● SUPPLIED MATERIAL
====

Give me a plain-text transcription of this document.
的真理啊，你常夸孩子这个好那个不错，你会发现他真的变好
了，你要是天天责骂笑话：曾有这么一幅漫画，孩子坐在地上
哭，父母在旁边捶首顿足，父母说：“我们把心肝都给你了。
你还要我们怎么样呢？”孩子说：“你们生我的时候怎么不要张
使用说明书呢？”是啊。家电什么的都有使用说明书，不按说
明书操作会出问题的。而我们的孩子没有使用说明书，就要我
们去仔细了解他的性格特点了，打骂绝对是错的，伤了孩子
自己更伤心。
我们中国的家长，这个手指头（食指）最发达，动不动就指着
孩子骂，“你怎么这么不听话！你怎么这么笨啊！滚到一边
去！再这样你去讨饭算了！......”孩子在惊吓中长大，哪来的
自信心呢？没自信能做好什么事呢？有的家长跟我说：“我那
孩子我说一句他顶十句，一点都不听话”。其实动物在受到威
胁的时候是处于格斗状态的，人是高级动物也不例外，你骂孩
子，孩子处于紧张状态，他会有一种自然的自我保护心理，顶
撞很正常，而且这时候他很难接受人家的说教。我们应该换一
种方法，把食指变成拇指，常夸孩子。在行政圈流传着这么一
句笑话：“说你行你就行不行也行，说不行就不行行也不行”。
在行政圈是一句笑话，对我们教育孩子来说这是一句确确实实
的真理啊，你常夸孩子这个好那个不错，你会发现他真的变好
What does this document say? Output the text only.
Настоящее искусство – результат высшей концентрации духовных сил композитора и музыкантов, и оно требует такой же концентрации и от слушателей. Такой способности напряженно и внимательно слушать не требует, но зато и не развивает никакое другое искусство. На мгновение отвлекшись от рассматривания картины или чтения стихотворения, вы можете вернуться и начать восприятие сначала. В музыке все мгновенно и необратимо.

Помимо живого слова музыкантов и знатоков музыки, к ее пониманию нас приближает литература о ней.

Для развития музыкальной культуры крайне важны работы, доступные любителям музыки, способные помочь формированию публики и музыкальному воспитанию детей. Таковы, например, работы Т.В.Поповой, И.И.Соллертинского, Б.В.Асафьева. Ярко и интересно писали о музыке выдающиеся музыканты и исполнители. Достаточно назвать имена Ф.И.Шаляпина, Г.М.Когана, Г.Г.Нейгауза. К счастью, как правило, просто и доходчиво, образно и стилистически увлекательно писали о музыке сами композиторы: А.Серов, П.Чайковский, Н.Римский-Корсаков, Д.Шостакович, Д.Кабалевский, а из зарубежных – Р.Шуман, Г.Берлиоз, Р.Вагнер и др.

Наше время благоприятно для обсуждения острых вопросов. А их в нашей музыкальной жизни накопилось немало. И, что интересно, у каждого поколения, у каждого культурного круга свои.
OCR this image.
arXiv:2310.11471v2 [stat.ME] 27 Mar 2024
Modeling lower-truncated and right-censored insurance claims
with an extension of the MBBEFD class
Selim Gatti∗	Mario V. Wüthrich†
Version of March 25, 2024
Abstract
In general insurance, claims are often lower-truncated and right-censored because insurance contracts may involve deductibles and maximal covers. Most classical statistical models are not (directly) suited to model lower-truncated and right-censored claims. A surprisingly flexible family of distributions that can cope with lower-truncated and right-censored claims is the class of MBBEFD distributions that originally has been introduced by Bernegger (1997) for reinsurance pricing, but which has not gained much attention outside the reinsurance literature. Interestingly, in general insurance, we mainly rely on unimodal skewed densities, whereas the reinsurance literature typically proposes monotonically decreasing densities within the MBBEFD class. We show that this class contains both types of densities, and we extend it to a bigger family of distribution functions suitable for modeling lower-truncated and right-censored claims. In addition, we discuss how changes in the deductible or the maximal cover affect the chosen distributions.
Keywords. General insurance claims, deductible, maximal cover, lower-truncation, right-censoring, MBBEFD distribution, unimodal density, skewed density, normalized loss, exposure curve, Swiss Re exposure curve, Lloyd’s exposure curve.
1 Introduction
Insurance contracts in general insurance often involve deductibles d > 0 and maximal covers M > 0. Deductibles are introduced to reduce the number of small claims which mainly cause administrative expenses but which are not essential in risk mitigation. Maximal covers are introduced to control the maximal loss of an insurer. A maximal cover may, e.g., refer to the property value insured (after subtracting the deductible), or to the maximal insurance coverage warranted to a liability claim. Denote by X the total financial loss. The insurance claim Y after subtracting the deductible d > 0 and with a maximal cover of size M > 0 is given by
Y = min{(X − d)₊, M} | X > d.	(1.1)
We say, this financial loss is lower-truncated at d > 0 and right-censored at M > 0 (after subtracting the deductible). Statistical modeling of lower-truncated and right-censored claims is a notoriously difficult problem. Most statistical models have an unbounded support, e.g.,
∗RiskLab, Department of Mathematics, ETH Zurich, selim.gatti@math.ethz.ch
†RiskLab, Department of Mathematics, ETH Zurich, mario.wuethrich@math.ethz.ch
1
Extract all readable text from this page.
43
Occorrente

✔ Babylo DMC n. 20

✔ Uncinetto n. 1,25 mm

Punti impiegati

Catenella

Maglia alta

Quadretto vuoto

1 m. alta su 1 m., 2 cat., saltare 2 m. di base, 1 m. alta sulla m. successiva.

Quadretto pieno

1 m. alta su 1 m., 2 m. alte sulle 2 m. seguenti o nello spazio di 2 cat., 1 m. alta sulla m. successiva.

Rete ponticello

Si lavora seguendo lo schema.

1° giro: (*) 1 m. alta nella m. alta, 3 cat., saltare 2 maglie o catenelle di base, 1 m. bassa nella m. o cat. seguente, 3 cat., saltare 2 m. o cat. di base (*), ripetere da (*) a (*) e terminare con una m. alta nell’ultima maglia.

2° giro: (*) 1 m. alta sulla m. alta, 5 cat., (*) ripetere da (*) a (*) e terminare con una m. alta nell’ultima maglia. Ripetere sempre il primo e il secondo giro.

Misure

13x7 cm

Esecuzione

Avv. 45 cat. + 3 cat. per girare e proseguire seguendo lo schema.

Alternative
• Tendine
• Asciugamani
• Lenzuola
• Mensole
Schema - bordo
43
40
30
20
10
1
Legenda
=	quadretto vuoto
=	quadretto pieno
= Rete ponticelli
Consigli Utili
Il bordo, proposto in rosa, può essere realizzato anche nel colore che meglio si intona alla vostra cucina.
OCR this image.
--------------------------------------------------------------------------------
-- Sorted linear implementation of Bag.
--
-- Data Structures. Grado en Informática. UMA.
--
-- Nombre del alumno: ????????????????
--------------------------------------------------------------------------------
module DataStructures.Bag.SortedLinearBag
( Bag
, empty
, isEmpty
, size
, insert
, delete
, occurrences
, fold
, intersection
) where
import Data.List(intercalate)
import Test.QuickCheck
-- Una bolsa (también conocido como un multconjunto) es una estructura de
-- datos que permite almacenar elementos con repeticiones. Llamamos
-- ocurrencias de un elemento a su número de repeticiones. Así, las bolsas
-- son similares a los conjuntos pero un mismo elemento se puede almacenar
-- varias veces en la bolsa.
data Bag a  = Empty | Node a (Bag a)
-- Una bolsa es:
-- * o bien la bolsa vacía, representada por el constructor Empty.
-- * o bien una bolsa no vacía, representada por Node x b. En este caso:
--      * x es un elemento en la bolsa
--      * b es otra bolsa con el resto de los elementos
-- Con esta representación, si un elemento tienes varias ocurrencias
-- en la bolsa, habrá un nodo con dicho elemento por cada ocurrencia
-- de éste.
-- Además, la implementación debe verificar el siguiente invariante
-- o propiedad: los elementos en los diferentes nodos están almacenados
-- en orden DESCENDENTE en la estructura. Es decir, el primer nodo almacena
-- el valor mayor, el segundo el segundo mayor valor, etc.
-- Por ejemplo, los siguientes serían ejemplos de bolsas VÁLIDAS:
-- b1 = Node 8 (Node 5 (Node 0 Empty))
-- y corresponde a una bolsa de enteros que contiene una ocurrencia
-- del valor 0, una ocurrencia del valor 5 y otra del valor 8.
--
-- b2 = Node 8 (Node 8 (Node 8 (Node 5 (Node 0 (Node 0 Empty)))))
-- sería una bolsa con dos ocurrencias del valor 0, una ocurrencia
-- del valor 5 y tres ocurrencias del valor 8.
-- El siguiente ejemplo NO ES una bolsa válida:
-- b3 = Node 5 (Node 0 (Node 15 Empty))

====

● TASK REQUIREMENTS
From the material, report only how many lines include the word "class".

● THE ANSWER
2